[START]

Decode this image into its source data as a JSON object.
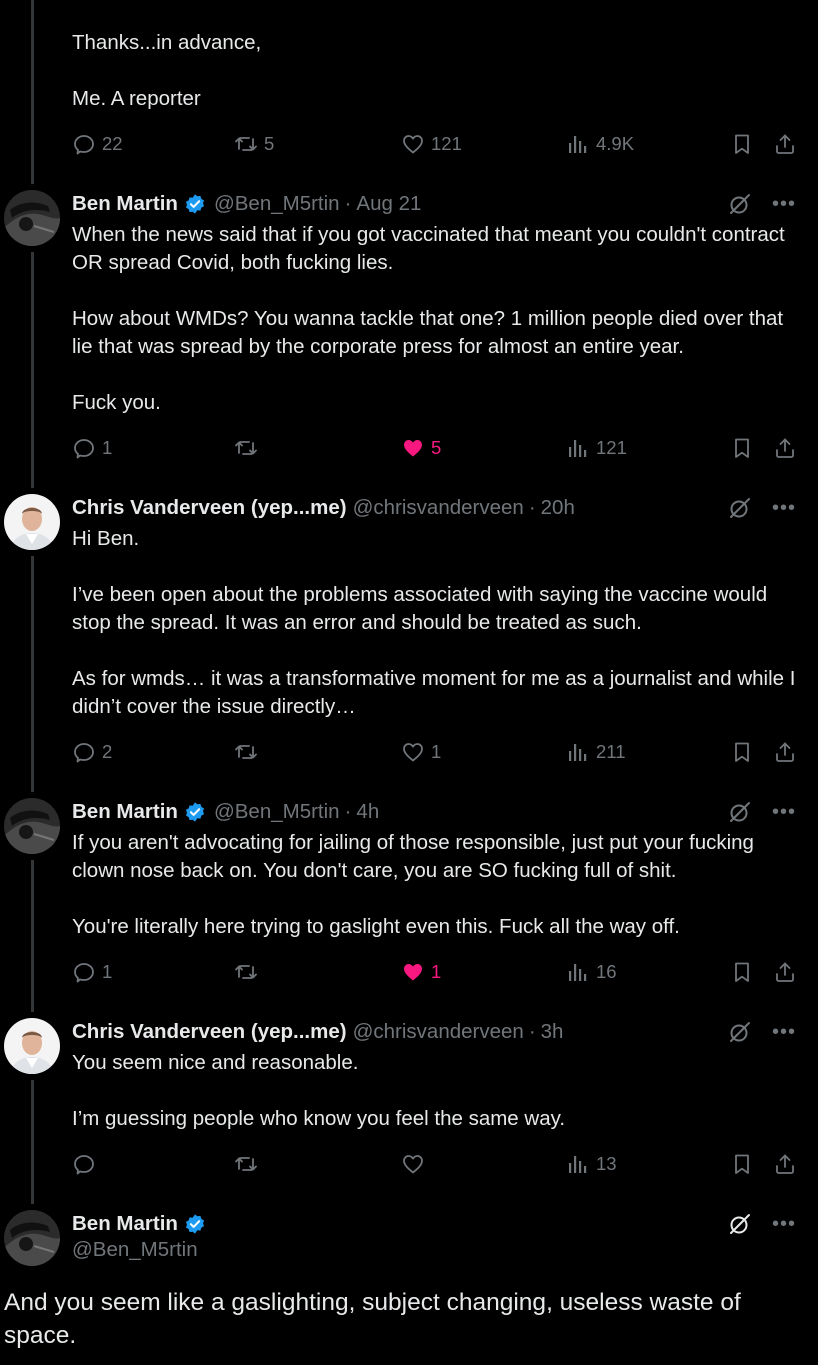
{
  "colors": {
    "background": "#000000",
    "text": "#e7e9ea",
    "muted": "#71767b",
    "verified": "#1d9bf0",
    "like": "#f91880",
    "thread_line": "#333639"
  },
  "top_reply": {
    "lines": [
      "Thanks...in advance,",
      "Me. A reporter"
    ],
    "replies": "22",
    "reposts": "5",
    "likes": "121",
    "views": "4.9K"
  },
  "reply1": {
    "name": "Ben Martin",
    "handle": "@Ben_M5rtin",
    "time": "Aug 21",
    "paragraphs": [
      "When the news said that if you got vaccinated that meant you couldn't contract OR spread Covid, both fucking lies.",
      "How about WMDs? You wanna tackle that one? 1 million people died over that lie that was spread by the corporate press for almost an entire year.",
      "Fuck you."
    ],
    "replies": "1",
    "reposts": "",
    "likes": "5",
    "views": "121"
  },
  "reply2": {
    "name": "Chris Vanderveen (yep...me)",
    "handle": "@chrisvanderveen",
    "time": "20h",
    "paragraphs": [
      "Hi Ben.",
      "I’ve been open about the problems associated with saying the vaccine would stop the spread.  It was an error and should be treated as such.",
      "As for wmds… it was a transformative moment for me as a journalist and while I didn’t cover the issue directly…"
    ],
    "replies": "2",
    "reposts": "",
    "likes": "1",
    "views": "211"
  },
  "reply3": {
    "name": "Ben Martin",
    "handle": "@Ben_M5rtin",
    "time": "4h",
    "paragraphs": [
      "If you aren't advocating for jailing of those responsible, just put your fucking clown nose back on. You don't care, you are SO fucking full of shit.",
      "You're literally here trying to gaslight even this. Fuck all the way off."
    ],
    "replies": "1",
    "reposts": "",
    "likes": "1",
    "views": "16"
  },
  "reply4": {
    "name": "Chris Vanderveen (yep...me)",
    "handle": "@chrisvanderveen",
    "time": "3h",
    "paragraphs": [
      "You seem nice and reasonable.",
      "I’m guessing people who know you feel the same way."
    ],
    "replies": "",
    "reposts": "",
    "likes": "",
    "views": "13"
  },
  "main_post": {
    "name": "Ben Martin",
    "handle": "@Ben_M5rtin",
    "text": "And you seem like a gaslighting, subject changing, useless waste of space."
  },
  "time_separator": "·",
  "more_label": "•••",
  "icons": {
    "reply": "reply-icon",
    "repost": "repost-icon",
    "like": "heart-icon",
    "views": "views-icon",
    "bookmark": "bookmark-icon",
    "share": "share-icon",
    "grok": "grok-icon",
    "verified": "verified-badge-icon"
  }
}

[END]

:: Exercise directions ::
Restate each line of the records exactly; pictures do not belong in the copy.

:: Written reply ::
Decode this image into its source data as a JSON object.
{
  "colors": {
    "background": "#000000",
    "text": "#e7e9ea",
    "muted": "#71767b",
    "verified": "#1d9bf0",
    "like": "#f91880",
    "thread_line": "#333639"
  },
  "top_reply": {
    "lines": [
      "Thanks...in advance,",
      "Me. A reporter"
    ],
    "replies": "22",
    "reposts": "5",
    "likes": "121",
    "views": "4.9K"
  },
  "reply1": {
    "name": "Ben Martin",
    "handle": "@Ben_M5rtin",
    "time": "Aug 21",
    "paragraphs": [
      "When the news said that if you got vaccinated that meant you couldn't contract OR spread Covid, both fucking lies.",
      "How about WMDs? You wanna tackle that one? 1 million people died over that lie that was spread by the corporate press for almost an entire year.",
      "Fuck you."
    ],
    "replies": "1",
    "reposts": "",
    "likes": "5",
    "views": "121"
  },
  "reply2": {
    "name": "Chris Vanderveen (yep...me)",
    "handle": "@chrisvanderveen",
    "time": "20h",
    "paragraphs": [
      "Hi Ben.",
      "I’ve been open about the problems associated with saying the vaccine would stop the spread.  It was an error and should be treated as such.",
      "As for wmds… it was a transformative moment for me as a journalist and while I didn’t cover the issue directly…"
    ],
    "replies": "2",
    "reposts": "",
    "likes": "1",
    "views": "211"
  },
  "reply3": {
    "name": "Ben Martin",
    "handle": "@Ben_M5rtin",
    "time": "4h",
    "paragraphs": [
      "If you aren't advocating for jailing of those responsible, just put your fucking clown nose back on. You don't care, you are SO fucking full of shit.",
      "You're literally here trying to gaslight even this. Fuck all the way off."
    ],
    "replies": "1",
    "reposts": "",
    "likes": "1",
    "views": "16"
  },
  "reply4": {
    "name": "Chris Vanderveen (yep...me)",
    "handle": "@chrisvanderveen",
    "time": "3h",
    "paragraphs": [
      "You seem nice and reasonable.",
      "I’m guessing people who know you feel the same way."
    ],
    "replies": "",
    "reposts": "",
    "likes": "",
    "views": "13"
  },
  "main_post": {
    "name": "Ben Martin",
    "handle": "@Ben_M5rtin",
    "text": "And you seem like a gaslighting, subject changing, useless waste of space."
  },
  "time_separator": "·",
  "more_label": "•••",
  "icons": {
    "reply": "reply-icon",
    "repost": "repost-icon",
    "like": "heart-icon",
    "views": "views-icon",
    "bookmark": "bookmark-icon",
    "share": "share-icon",
    "grok": "grok-icon",
    "verified": "verified-badge-icon"
  }
}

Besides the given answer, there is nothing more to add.